AVAILABLE RECORDS>
== == ==

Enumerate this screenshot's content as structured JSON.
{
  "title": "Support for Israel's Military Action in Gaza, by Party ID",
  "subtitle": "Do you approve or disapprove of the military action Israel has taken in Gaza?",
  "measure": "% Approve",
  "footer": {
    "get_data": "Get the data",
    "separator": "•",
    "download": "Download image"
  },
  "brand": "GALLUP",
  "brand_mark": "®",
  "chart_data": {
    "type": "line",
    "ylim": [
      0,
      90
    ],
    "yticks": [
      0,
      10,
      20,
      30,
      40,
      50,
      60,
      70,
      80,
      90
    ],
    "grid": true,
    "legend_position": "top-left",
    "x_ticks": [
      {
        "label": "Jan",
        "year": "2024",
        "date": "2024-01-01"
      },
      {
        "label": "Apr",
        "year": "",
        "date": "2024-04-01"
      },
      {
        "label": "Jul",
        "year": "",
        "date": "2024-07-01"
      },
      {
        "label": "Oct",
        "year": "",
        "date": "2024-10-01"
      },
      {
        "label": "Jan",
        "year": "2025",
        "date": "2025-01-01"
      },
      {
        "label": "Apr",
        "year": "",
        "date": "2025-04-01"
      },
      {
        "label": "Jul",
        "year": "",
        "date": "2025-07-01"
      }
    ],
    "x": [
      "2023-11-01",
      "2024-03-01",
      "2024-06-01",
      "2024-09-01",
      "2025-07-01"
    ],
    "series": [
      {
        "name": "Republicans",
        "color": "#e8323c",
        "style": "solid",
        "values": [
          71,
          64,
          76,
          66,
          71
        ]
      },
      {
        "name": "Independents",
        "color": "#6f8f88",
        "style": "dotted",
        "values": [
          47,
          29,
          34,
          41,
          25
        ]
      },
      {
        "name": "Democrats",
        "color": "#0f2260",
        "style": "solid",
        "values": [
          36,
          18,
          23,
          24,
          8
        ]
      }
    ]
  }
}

== == ==

EXERCISE DIRECTIONS>
Copy all the entries verbatim.

REPLY TO THE EXERCISE>
Enumerate this screenshot's content as structured JSON.
{
  "title": "Support for Israel's Military Action in Gaza, by Party ID",
  "subtitle": "Do you approve or disapprove of the military action Israel has taken in Gaza?",
  "measure": "% Approve",
  "footer": {
    "get_data": "Get the data",
    "separator": "•",
    "download": "Download image"
  },
  "brand": "GALLUP",
  "brand_mark": "®",
  "chart_data": {
    "type": "line",
    "ylim": [
      0,
      90
    ],
    "yticks": [
      0,
      10,
      20,
      30,
      40,
      50,
      60,
      70,
      80,
      90
    ],
    "grid": true,
    "legend_position": "top-left",
    "x_ticks": [
      {
        "label": "Jan",
        "year": "2024",
        "date": "2024-01-01"
      },
      {
        "label": "Apr",
        "year": "",
        "date": "2024-04-01"
      },
      {
        "label": "Jul",
        "year": "",
        "date": "2024-07-01"
      },
      {
        "label": "Oct",
        "year": "",
        "date": "2024-10-01"
      },
      {
        "label": "Jan",
        "year": "2025",
        "date": "2025-01-01"
      },
      {
        "label": "Apr",
        "year": "",
        "date": "2025-04-01"
      },
      {
        "label": "Jul",
        "year": "",
        "date": "2025-07-01"
      }
    ],
    "x": [
      "2023-11-01",
      "2024-03-01",
      "2024-06-01",
      "2024-09-01",
      "2025-07-01"
    ],
    "series": [
      {
        "name": "Republicans",
        "color": "#e8323c",
        "style": "solid",
        "values": [
          71,
          64,
          76,
          66,
          71
        ]
      },
      {
        "name": "Independents",
        "color": "#6f8f88",
        "style": "dotted",
        "values": [
          47,
          29,
          34,
          41,
          25
        ]
      },
      {
        "name": "Democrats",
        "color": "#0f2260",
        "style": "solid",
        "values": [
          36,
          18,
          23,
          24,
          8
        ]
      }
    ]
  }
}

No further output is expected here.